YOUR INSTRUCTIONS
Repeat the records below exactly.

INPUT
------------------------------------------------------------------------

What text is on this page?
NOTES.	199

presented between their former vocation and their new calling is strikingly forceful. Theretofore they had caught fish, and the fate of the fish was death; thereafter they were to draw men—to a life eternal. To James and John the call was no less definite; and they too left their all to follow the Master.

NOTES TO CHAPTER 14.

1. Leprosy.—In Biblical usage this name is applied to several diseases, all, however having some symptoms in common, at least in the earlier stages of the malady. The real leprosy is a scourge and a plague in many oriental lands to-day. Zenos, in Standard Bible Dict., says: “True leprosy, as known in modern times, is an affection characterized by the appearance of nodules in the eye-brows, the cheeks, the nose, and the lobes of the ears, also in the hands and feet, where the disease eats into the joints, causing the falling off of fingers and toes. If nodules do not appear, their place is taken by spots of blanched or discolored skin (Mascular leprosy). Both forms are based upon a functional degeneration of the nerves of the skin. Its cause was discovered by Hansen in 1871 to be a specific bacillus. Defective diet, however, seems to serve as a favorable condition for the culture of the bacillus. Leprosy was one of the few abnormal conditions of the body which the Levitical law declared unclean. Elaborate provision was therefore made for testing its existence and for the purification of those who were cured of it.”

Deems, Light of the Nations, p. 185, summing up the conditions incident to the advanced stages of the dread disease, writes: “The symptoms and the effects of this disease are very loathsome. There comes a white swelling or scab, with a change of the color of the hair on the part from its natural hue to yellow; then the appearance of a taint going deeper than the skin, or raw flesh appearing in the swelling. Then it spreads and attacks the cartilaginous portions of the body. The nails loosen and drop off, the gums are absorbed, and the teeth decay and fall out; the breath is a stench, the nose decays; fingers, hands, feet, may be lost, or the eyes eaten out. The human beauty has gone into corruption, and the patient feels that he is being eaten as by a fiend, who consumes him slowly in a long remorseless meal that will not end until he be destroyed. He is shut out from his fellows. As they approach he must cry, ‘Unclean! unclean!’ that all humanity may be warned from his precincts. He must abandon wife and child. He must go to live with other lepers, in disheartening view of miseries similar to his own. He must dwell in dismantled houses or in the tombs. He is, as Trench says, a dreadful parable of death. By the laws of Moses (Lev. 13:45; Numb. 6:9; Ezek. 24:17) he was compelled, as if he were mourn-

------------------------------------------------------------------------

RESULT
What text is on this page?
NOTES.	199

presented between their former vocation and their new calling is strikingly forceful. Theretofore they had caught fish, and the fate of the fish was death; thereafter they were to draw men—to a life eternal. To James and John the call was no less definite; and they too left their all to follow the Master.

NOTES TO CHAPTER 14.

1. Leprosy.—In Biblical usage this name is applied to several diseases, all, however having some symptoms in common, at least in the earlier stages of the malady. The real leprosy is a scourge and a plague in many oriental lands to-day. Zenos, in Standard Bible Dict., says: “True leprosy, as known in modern times, is an affection characterized by the appearance of nodules in the eye-brows, the cheeks, the nose, and the lobes of the ears, also in the hands and feet, where the disease eats into the joints, causing the falling off of fingers and toes. If nodules do not appear, their place is taken by spots of blanched or discolored skin (Mascular leprosy). Both forms are based upon a functional degeneration of the nerves of the skin. Its cause was discovered by Hansen in 1871 to be a specific bacillus. Defective diet, however, seems to serve as a favorable condition for the culture of the bacillus. Leprosy was one of the few abnormal conditions of the body which the Levitical law declared unclean. Elaborate provision was therefore made for testing its existence and for the purification of those who were cured of it.”

Deems, Light of the Nations, p. 185, summing up the conditions incident to the advanced stages of the dread disease, writes: “The symptoms and the effects of this disease are very loathsome. There comes a white swelling or scab, with a change of the color of the hair on the part from its natural hue to yellow; then the appearance of a taint going deeper than the skin, or raw flesh appearing in the swelling. Then it spreads and attacks the cartilaginous portions of the body. The nails loosen and drop off, the gums are absorbed, and the teeth decay and fall out; the breath is a stench, the nose decays; fingers, hands, feet, may be lost, or the eyes eaten out. The human beauty has gone into corruption, and the patient feels that he is being eaten as by a fiend, who consumes him slowly in a long remorseless meal that will not end until he be destroyed. He is shut out from his fellows. As they approach he must cry, ‘Unclean! unclean!’ that all humanity may be warned from his precincts. He must abandon wife and child. He must go to live with other lepers, in disheartening view of miseries similar to his own. He must dwell in dismantled houses or in the tombs. He is, as Trench says, a dreadful parable of death. By the laws of Moses (Lev. 13:45; Numb. 6:9; Ezek. 24:17) he was compelled, as if he were mourn-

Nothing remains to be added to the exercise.